WHAT NEEDS TO BE DONE: Find every line with the word "وجود". Copy those lines.

>> start MATERIAL TO PROCESS

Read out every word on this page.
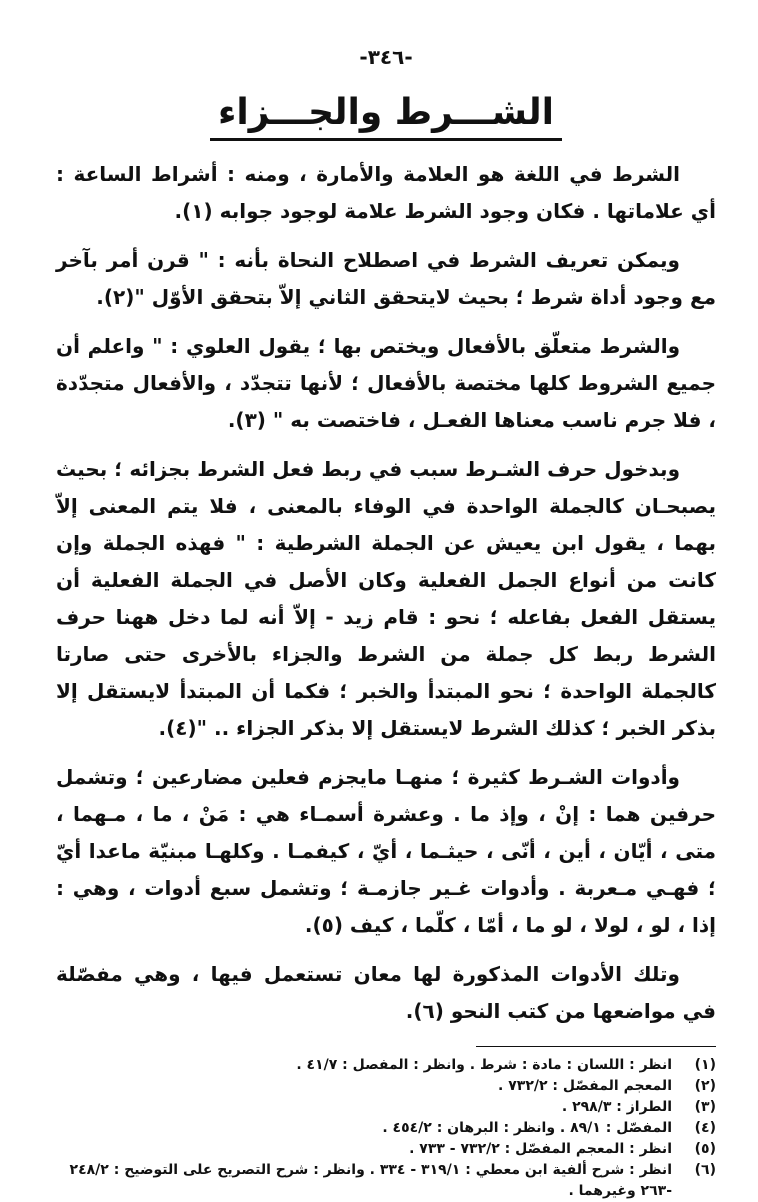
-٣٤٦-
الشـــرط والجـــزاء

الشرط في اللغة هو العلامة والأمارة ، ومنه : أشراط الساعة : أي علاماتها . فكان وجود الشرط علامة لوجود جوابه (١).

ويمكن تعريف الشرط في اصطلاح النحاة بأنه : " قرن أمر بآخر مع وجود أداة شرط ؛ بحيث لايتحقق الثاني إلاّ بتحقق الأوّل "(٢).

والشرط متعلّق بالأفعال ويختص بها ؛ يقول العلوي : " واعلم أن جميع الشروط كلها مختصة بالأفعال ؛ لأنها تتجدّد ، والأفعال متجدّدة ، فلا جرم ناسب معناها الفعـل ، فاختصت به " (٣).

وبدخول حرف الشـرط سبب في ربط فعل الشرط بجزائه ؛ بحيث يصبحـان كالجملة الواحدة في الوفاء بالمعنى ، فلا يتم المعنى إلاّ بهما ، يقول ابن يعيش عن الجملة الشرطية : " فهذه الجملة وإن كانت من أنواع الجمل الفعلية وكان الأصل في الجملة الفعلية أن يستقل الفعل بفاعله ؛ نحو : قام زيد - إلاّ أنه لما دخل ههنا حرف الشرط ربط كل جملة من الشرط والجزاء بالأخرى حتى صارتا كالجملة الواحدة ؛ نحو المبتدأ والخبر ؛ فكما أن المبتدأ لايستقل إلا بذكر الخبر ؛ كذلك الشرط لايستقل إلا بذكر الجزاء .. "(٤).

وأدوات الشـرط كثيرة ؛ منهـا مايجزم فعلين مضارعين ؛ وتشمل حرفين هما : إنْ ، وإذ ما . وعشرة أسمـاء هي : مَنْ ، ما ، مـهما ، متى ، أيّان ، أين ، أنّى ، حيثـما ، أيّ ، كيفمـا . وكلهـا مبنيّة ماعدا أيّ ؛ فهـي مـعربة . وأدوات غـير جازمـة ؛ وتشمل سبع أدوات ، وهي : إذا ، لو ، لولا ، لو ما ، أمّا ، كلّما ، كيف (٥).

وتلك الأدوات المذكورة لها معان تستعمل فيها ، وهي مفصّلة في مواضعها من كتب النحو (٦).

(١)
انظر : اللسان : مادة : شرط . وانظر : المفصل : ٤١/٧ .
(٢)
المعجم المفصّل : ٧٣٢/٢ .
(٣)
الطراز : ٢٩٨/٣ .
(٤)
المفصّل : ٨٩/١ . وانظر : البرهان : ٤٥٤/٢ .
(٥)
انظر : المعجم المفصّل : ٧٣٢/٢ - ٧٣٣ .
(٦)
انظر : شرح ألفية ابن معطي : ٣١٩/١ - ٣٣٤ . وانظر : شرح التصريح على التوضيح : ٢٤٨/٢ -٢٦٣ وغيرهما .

>> end MATERIAL TO PROCESS
>> start MATERIAL TO PROCESS

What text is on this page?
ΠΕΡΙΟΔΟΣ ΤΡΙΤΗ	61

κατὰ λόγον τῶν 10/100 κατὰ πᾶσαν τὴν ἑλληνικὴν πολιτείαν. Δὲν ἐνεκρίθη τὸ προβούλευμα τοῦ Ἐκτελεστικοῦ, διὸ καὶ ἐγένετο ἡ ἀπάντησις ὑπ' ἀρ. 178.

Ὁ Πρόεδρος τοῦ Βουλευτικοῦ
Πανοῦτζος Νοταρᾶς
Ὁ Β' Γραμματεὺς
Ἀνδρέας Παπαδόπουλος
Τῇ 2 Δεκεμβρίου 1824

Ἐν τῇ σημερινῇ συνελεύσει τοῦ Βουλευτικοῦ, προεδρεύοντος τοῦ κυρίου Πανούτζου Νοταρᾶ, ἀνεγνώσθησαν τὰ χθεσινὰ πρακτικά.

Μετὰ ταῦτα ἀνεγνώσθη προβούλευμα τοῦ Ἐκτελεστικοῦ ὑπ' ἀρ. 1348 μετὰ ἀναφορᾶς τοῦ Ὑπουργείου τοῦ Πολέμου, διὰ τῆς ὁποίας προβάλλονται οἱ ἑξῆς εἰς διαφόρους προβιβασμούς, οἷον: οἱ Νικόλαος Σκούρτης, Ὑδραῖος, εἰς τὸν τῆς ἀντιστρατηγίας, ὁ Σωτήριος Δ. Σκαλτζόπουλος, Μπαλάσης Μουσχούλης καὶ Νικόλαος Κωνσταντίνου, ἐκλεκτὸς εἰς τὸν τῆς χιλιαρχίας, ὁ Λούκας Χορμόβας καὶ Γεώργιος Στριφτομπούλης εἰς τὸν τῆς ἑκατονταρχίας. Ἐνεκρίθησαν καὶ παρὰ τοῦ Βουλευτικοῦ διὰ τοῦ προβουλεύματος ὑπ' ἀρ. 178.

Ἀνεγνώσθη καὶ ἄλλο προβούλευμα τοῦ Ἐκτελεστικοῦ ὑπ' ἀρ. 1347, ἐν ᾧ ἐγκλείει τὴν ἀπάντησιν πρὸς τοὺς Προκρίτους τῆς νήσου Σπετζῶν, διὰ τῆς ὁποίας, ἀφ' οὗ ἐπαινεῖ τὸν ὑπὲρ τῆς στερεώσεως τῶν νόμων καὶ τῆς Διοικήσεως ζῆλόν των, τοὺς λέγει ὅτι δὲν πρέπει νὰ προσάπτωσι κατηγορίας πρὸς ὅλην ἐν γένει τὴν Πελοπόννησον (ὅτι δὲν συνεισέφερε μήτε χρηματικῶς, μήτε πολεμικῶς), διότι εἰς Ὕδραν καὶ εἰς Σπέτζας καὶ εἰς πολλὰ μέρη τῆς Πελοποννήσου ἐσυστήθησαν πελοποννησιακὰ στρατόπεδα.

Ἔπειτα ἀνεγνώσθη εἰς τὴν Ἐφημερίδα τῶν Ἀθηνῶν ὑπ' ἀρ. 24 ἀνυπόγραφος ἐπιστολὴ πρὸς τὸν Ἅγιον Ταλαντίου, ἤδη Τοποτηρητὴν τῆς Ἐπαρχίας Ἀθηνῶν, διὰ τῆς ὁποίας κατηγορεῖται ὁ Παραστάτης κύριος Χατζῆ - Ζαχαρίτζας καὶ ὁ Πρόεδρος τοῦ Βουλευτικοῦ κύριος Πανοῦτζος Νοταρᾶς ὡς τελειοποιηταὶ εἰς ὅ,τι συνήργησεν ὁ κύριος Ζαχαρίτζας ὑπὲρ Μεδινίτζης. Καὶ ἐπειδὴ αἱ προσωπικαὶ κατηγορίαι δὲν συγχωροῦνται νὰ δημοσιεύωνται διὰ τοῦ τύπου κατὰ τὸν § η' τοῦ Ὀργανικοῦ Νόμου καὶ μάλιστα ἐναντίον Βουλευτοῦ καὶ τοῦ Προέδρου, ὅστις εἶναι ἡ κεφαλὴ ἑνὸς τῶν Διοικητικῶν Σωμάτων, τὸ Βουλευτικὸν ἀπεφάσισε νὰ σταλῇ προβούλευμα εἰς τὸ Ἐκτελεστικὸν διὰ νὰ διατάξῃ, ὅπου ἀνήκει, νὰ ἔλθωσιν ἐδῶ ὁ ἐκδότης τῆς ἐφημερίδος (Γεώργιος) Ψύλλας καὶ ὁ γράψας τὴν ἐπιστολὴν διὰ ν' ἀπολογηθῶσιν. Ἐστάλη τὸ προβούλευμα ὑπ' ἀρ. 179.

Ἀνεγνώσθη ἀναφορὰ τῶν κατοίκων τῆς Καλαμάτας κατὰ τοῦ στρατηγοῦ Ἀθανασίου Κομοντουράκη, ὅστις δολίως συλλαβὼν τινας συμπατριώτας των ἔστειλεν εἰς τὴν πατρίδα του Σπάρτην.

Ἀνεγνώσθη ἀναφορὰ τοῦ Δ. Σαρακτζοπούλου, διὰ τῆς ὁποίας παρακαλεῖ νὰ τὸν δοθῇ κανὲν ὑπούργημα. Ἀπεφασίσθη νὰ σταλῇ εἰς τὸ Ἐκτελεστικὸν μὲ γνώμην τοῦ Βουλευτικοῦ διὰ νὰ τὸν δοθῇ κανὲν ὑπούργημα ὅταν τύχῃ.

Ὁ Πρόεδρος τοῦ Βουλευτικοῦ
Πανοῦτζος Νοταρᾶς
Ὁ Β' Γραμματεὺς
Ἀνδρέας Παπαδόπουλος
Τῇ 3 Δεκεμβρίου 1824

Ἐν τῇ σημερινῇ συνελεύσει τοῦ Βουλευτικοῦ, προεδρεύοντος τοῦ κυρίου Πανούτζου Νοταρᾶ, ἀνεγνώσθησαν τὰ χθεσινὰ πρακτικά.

>> end MATERIAL TO PROCESS
>> start MATERIAL TO PROCESS

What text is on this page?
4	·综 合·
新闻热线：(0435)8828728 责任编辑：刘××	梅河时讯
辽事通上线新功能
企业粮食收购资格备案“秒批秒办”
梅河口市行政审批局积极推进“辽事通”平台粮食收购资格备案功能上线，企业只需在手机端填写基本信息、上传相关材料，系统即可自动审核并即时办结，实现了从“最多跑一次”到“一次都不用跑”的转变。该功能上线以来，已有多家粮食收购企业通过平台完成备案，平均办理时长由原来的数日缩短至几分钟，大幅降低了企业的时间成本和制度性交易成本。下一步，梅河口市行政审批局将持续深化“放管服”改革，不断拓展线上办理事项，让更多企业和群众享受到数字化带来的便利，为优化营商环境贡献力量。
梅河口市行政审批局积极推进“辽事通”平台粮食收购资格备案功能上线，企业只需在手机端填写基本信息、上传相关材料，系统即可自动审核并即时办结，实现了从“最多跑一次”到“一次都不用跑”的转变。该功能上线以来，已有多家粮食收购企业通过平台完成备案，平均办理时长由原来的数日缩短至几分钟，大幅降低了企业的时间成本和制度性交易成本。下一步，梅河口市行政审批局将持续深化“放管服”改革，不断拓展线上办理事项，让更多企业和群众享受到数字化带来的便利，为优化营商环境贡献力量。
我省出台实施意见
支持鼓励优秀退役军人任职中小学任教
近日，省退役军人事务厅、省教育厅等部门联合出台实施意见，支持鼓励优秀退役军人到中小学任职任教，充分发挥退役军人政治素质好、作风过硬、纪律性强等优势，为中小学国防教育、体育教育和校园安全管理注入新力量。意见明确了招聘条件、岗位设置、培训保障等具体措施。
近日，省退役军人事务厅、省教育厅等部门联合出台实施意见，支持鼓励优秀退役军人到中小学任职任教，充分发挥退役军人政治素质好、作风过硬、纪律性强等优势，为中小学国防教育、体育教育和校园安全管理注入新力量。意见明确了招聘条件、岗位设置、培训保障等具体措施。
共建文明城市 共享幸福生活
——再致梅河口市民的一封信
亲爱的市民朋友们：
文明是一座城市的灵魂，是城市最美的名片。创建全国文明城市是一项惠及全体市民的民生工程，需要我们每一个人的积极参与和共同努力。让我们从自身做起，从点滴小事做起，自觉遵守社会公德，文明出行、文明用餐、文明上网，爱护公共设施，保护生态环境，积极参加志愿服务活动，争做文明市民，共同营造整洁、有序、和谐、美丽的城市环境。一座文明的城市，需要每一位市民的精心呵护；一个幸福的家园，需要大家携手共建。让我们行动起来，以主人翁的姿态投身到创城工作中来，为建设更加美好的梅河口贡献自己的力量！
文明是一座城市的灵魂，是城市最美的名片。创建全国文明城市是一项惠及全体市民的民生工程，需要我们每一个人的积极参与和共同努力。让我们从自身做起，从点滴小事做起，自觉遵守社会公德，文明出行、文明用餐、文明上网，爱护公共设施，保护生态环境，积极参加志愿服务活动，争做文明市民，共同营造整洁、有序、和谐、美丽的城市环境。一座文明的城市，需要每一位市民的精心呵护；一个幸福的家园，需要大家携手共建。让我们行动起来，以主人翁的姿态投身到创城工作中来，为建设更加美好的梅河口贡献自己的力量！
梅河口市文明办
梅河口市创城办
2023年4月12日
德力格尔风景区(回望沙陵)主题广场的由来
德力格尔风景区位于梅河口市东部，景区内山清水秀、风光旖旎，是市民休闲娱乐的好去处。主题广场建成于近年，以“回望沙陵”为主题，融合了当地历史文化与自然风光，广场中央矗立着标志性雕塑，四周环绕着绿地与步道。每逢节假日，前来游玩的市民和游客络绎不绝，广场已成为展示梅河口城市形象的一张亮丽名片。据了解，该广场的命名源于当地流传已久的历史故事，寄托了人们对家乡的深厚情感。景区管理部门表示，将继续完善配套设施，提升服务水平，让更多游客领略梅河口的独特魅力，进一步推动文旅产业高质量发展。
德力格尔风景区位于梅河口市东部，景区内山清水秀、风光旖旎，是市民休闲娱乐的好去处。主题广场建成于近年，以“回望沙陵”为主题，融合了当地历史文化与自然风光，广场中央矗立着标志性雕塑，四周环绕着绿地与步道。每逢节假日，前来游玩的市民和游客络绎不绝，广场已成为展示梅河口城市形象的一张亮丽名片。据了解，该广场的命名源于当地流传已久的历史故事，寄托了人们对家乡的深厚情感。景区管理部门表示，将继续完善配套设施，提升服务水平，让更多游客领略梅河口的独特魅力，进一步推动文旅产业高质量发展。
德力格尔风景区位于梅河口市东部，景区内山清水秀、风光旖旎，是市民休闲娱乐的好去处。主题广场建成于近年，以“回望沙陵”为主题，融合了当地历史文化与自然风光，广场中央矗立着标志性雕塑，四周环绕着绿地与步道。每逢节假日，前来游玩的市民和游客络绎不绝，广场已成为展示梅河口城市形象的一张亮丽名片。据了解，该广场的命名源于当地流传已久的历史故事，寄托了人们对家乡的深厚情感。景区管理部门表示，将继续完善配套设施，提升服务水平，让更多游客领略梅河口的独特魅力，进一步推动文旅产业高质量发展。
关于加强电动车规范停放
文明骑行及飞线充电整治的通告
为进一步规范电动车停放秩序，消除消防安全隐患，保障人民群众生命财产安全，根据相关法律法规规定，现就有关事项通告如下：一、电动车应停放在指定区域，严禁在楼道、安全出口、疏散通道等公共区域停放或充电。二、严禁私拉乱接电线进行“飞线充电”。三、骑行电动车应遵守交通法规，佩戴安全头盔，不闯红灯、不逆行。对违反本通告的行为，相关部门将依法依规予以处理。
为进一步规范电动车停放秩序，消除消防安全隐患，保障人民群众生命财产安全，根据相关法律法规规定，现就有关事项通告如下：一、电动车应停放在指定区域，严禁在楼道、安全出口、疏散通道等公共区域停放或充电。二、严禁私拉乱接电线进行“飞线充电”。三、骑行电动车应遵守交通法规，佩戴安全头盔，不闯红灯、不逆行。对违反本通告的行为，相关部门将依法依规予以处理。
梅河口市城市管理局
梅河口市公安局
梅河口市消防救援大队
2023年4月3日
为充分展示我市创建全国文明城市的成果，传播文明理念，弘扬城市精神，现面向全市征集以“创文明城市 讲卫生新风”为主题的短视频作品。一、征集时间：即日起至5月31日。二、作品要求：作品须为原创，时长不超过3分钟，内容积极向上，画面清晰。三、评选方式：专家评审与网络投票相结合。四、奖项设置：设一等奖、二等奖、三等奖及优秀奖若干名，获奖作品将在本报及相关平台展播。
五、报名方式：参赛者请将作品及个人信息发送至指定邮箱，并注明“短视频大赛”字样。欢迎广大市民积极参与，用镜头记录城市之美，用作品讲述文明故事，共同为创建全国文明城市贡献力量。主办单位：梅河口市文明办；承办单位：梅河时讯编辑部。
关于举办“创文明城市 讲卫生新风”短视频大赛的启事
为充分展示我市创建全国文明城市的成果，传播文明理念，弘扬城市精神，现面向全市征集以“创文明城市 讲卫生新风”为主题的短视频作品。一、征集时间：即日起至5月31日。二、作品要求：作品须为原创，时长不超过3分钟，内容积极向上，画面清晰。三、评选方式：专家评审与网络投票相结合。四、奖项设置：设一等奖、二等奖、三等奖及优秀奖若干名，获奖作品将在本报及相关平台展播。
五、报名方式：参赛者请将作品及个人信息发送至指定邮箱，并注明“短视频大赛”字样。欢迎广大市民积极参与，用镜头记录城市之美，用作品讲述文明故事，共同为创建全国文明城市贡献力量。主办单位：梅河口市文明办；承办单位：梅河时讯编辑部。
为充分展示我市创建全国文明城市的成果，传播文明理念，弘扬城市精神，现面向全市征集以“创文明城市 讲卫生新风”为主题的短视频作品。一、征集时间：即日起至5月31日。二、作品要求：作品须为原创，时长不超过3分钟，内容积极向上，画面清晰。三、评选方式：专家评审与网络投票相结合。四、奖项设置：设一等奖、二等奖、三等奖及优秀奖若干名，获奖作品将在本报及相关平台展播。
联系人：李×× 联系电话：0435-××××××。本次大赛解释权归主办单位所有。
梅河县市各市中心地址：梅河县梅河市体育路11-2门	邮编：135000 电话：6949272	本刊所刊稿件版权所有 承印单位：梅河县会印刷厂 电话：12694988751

>> end MATERIAL TO PROCESS

WORKED SOLUTION:
الشرط في اللغة هو العلامة والأمارة ، ومنه : أشراط الساعة : أي علاماتها . فكان وجود الشرط علامة لوجود جوابه (١).
ويمكن تعريف الشرط في اصطلاح النحاة بأنه : " قرن أمر بآخر مع وجود أداة شرط ؛ بحيث لايتحقق الثاني إلاّ بتحقق الأوّل "(٢).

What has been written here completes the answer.